Problem to solve: Retype the data below without altering anything.
[START Exercise inputs]
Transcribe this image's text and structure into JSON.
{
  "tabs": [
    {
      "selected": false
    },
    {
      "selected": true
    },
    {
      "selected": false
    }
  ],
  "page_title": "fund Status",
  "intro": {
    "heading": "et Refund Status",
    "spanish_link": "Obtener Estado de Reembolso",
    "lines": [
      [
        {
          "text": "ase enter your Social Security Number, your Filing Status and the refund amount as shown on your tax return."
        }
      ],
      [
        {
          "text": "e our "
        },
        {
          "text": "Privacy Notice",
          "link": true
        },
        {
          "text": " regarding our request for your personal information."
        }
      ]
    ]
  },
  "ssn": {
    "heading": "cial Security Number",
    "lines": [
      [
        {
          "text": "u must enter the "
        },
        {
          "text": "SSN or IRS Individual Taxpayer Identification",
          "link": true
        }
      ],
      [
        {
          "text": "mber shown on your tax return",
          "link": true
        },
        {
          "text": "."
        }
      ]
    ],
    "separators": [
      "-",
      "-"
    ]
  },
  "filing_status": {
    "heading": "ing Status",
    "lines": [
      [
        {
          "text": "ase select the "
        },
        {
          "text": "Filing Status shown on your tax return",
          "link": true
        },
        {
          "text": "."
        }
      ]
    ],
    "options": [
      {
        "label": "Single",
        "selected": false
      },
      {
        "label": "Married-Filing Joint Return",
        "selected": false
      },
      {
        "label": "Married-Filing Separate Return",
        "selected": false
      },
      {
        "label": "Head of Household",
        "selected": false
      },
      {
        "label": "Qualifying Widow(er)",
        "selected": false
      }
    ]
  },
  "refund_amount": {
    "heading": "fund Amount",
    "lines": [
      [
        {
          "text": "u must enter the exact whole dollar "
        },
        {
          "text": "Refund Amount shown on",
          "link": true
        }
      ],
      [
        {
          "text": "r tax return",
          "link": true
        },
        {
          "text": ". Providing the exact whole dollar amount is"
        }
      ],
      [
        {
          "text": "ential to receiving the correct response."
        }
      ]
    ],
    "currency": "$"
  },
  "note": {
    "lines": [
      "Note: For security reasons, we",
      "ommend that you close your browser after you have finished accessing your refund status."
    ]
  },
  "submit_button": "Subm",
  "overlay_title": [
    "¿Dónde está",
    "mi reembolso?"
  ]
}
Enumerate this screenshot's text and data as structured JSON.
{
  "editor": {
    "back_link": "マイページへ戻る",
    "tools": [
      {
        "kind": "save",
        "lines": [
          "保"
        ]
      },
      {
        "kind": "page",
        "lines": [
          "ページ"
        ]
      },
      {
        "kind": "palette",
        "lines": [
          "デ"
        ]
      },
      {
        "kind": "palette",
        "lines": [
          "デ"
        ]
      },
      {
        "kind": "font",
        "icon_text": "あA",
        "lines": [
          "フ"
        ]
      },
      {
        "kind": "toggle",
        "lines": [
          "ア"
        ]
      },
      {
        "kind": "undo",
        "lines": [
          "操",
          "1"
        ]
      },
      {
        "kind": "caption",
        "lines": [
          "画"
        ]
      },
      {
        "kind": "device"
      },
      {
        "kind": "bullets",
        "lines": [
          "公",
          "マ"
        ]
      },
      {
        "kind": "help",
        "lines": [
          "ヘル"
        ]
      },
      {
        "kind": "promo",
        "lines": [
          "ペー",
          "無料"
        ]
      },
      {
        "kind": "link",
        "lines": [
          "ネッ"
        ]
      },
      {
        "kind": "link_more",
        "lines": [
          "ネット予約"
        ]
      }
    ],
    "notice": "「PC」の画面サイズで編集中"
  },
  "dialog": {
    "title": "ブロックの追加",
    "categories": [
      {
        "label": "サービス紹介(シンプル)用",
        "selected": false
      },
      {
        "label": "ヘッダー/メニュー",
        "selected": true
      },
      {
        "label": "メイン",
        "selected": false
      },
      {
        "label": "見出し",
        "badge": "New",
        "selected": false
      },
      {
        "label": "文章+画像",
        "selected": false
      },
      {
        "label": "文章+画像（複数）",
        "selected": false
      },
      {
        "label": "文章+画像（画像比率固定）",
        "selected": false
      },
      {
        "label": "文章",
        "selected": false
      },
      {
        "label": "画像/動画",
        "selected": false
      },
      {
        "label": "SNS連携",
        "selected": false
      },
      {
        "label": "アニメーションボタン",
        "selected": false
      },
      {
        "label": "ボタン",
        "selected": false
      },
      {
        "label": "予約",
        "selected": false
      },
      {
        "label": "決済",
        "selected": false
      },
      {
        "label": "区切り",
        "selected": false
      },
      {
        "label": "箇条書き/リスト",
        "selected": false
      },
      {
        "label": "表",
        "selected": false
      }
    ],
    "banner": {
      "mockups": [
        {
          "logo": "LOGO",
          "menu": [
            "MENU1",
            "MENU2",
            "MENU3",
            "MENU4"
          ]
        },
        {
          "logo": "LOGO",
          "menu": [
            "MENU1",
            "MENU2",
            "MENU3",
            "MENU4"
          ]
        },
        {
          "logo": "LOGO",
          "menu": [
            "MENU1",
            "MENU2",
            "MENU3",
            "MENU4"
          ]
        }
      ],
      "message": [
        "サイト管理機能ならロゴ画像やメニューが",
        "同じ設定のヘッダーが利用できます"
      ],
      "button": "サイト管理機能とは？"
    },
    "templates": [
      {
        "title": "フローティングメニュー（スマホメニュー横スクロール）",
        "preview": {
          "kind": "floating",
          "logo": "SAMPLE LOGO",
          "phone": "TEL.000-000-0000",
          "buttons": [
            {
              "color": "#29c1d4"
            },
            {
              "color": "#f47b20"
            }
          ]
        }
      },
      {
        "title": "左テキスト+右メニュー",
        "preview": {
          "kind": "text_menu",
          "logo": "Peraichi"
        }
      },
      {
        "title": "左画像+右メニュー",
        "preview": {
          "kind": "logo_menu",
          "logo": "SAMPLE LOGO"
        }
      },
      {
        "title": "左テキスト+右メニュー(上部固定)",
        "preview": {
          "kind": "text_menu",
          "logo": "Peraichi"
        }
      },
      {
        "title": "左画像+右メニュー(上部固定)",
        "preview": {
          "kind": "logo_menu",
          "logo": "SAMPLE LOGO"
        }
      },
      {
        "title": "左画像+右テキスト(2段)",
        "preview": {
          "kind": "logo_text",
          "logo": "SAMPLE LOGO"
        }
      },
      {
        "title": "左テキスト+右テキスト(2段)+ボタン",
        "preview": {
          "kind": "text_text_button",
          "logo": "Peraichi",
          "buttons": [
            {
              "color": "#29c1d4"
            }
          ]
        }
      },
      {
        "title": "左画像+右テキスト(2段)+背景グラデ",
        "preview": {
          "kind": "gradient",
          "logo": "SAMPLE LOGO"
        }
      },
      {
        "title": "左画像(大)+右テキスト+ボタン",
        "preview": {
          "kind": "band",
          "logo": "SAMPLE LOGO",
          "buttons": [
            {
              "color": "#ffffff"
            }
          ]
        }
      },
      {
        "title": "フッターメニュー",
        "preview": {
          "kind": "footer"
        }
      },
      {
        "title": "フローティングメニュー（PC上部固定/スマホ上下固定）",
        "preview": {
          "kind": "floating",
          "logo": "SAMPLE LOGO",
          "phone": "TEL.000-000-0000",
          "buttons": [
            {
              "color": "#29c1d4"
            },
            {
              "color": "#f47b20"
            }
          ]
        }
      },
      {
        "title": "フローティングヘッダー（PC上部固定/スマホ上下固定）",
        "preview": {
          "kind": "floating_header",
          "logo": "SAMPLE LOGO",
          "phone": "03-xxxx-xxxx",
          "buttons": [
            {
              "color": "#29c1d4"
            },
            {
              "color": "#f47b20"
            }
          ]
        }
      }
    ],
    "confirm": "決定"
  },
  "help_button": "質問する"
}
[END Exercise inputs]
The answer:
Transcribe this image's text and structure into JSON.
{
  "tabs": [
    {
      "selected": false
    },
    {
      "selected": true
    },
    {
      "selected": false
    }
  ],
  "page_title": "fund Status",
  "intro": {
    "heading": "et Refund Status",
    "spanish_link": "Obtener Estado de Reembolso",
    "lines": [
      [
        {
          "text": "ase enter your Social Security Number, your Filing Status and the refund amount as shown on your tax return."
        }
      ],
      [
        {
          "text": "e our "
        },
        {
          "text": "Privacy Notice",
          "link": true
        },
        {
          "text": " regarding our request for your personal information."
        }
      ]
    ]
  },
  "ssn": {
    "heading": "cial Security Number",
    "lines": [
      [
        {
          "text": "u must enter the "
        },
        {
          "text": "SSN or IRS Individual Taxpayer Identification",
          "link": true
        }
      ],
      [
        {
          "text": "mber shown on your tax return",
          "link": true
        },
        {
          "text": "."
        }
      ]
    ],
    "separators": [
      "-",
      "-"
    ]
  },
  "filing_status": {
    "heading": "ing Status",
    "lines": [
      [
        {
          "text": "ase select the "
        },
        {
          "text": "Filing Status shown on your tax return",
          "link": true
        },
        {
          "text": "."
        }
      ]
    ],
    "options": [
      {
        "label": "Single",
        "selected": false
      },
      {
        "label": "Married-Filing Joint Return",
        "selected": false
      },
      {
        "label": "Married-Filing Separate Return",
        "selected": false
      },
      {
        "label": "Head of Household",
        "selected": false
      },
      {
        "label": "Qualifying Widow(er)",
        "selected": false
      }
    ]
  },
  "refund_amount": {
    "heading": "fund Amount",
    "lines": [
      [
        {
          "text": "u must enter the exact whole dollar "
        },
        {
          "text": "Refund Amount shown on",
          "link": true
        }
      ],
      [
        {
          "text": "r tax return",
          "link": true
        },
        {
          "text": ". Providing the exact whole dollar amount is"
        }
      ],
      [
        {
          "text": "ential to receiving the correct response."
        }
      ]
    ],
    "currency": "$"
  },
  "note": {
    "lines": [
      "Note: For security reasons, we",
      "ommend that you close your browser after you have finished accessing your refund status."
    ]
  },
  "submit_button": "Subm",
  "overlay_title": [
    "¿Dónde está",
    "mi reembolso?"
  ]
}
Enumerate this screenshot's text and data as structured JSON.
{
  "editor": {
    "back_link": "マイページへ戻る",
    "tools": [
      {
        "kind": "save",
        "lines": [
          "保"
        ]
      },
      {
        "kind": "page",
        "lines": [
          "ページ"
        ]
      },
      {
        "kind": "palette",
        "lines": [
          "デ"
        ]
      },
      {
        "kind": "palette",
        "lines": [
          "デ"
        ]
      },
      {
        "kind": "font",
        "icon_text": "あA",
        "lines": [
          "フ"
        ]
      },
      {
        "kind": "toggle",
        "lines": [
          "ア"
        ]
      },
      {
        "kind": "undo",
        "lines": [
          "操",
          "1"
        ]
      },
      {
        "kind": "caption",
        "lines": [
          "画"
        ]
      },
      {
        "kind": "device"
      },
      {
        "kind": "bullets",
        "lines": [
          "公",
          "マ"
        ]
      },
      {
        "kind": "help",
        "lines": [
          "ヘル"
        ]
      },
      {
        "kind": "promo",
        "lines": [
          "ペー",
          "無料"
        ]
      },
      {
        "kind": "link",
        "lines": [
          "ネッ"
        ]
      },
      {
        "kind": "link_more",
        "lines": [
          "ネット予約"
        ]
      }
    ],
    "notice": "「PC」の画面サイズで編集中"
  },
  "dialog": {
    "title": "ブロックの追加",
    "categories": [
      {
        "label": "サービス紹介(シンプル)用",
        "selected": false
      },
      {
        "label": "ヘッダー/メニュー",
        "selected": true
      },
      {
        "label": "メイン",
        "selected": false
      },
      {
        "label": "見出し",
        "badge": "New",
        "selected": false
      },
      {
        "label": "文章+画像",
        "selected": false
      },
      {
        "label": "文章+画像（複数）",
        "selected": false
      },
      {
        "label": "文章+画像（画像比率固定）",
        "selected": false
      },
      {
        "label": "文章",
        "selected": false
      },
      {
        "label": "画像/動画",
        "selected": false
      },
      {
        "label": "SNS連携",
        "selected": false
      },
      {
        "label": "アニメーションボタン",
        "selected": false
      },
      {
        "label": "ボタン",
        "selected": false
      },
      {
        "label": "予約",
        "selected": false
      },
      {
        "label": "決済",
        "selected": false
      },
      {
        "label": "区切り",
        "selected": false
      },
      {
        "label": "箇条書き/リスト",
        "selected": false
      },
      {
        "label": "表",
        "selected": false
      }
    ],
    "banner": {
      "mockups": [
        {
          "logo": "LOGO",
          "menu": [
            "MENU1",
            "MENU2",
            "MENU3",
            "MENU4"
          ]
        },
        {
          "logo": "LOGO",
          "menu": [
            "MENU1",
            "MENU2",
            "MENU3",
            "MENU4"
          ]
        },
        {
          "logo": "LOGO",
          "menu": [
            "MENU1",
            "MENU2",
            "MENU3",
            "MENU4"
          ]
        }
      ],
      "message": [
        "サイト管理機能ならロゴ画像やメニューが",
        "同じ設定のヘッダーが利用できます"
      ],
      "button": "サイト管理機能とは？"
    },
    "templates": [
      {
        "title": "フローティングメニュー（スマホメニュー横スクロール）",
        "preview": {
          "kind": "floating",
          "logo": "SAMPLE LOGO",
          "phone": "TEL.000-000-0000",
          "buttons": [
            {
              "color": "#29c1d4"
            },
            {
              "color": "#f47b20"
            }
          ]
        }
      },
      {
        "title": "左テキスト+右メニュー",
        "preview": {
          "kind": "text_menu",
          "logo": "Peraichi"
        }
      },
      {
        "title": "左画像+右メニュー",
        "preview": {
          "kind": "logo_menu",
          "logo": "SAMPLE LOGO"
        }
      },
      {
        "title": "左テキスト+右メニュー(上部固定)",
        "preview": {
          "kind": "text_menu",
          "logo": "Peraichi"
        }
      },
      {
        "title": "左画像+右メニュー(上部固定)",
        "preview": {
          "kind": "logo_menu",
          "logo": "SAMPLE LOGO"
        }
      },
      {
        "title": "左画像+右テキスト(2段)",
        "preview": {
          "kind": "logo_text",
          "logo": "SAMPLE LOGO"
        }
      },
      {
        "title": "左テキスト+右テキスト(2段)+ボタン",
        "preview": {
          "kind": "text_text_button",
          "logo": "Peraichi",
          "buttons": [
            {
              "color": "#29c1d4"
            }
          ]
        }
      },
      {
        "title": "左画像+右テキスト(2段)+背景グラデ",
        "preview": {
          "kind": "gradient",
          "logo": "SAMPLE LOGO"
        }
      },
      {
        "title": "左画像(大)+右テキスト+ボタン",
        "preview": {
          "kind": "band",
          "logo": "SAMPLE LOGO",
          "buttons": [
            {
              "color": "#ffffff"
            }
          ]
        }
      },
      {
        "title": "フッターメニュー",
        "preview": {
          "kind": "footer"
        }
      },
      {
        "title": "フローティングメニュー（PC上部固定/スマホ上下固定）",
        "preview": {
          "kind": "floating",
          "logo": "SAMPLE LOGO",
          "phone": "TEL.000-000-0000",
          "buttons": [
            {
              "color": "#29c1d4"
            },
            {
              "color": "#f47b20"
            }
          ]
        }
      },
      {
        "title": "フローティングヘッダー（PC上部固定/スマホ上下固定）",
        "preview": {
          "kind": "floating_header",
          "logo": "SAMPLE LOGO",
          "phone": "03-xxxx-xxxx",
          "buttons": [
            {
              "color": "#29c1d4"
            },
            {
              "color": "#f47b20"
            }
          ]
        }
      }
    ],
    "confirm": "決定"
  },
  "help_button": "質問する"
}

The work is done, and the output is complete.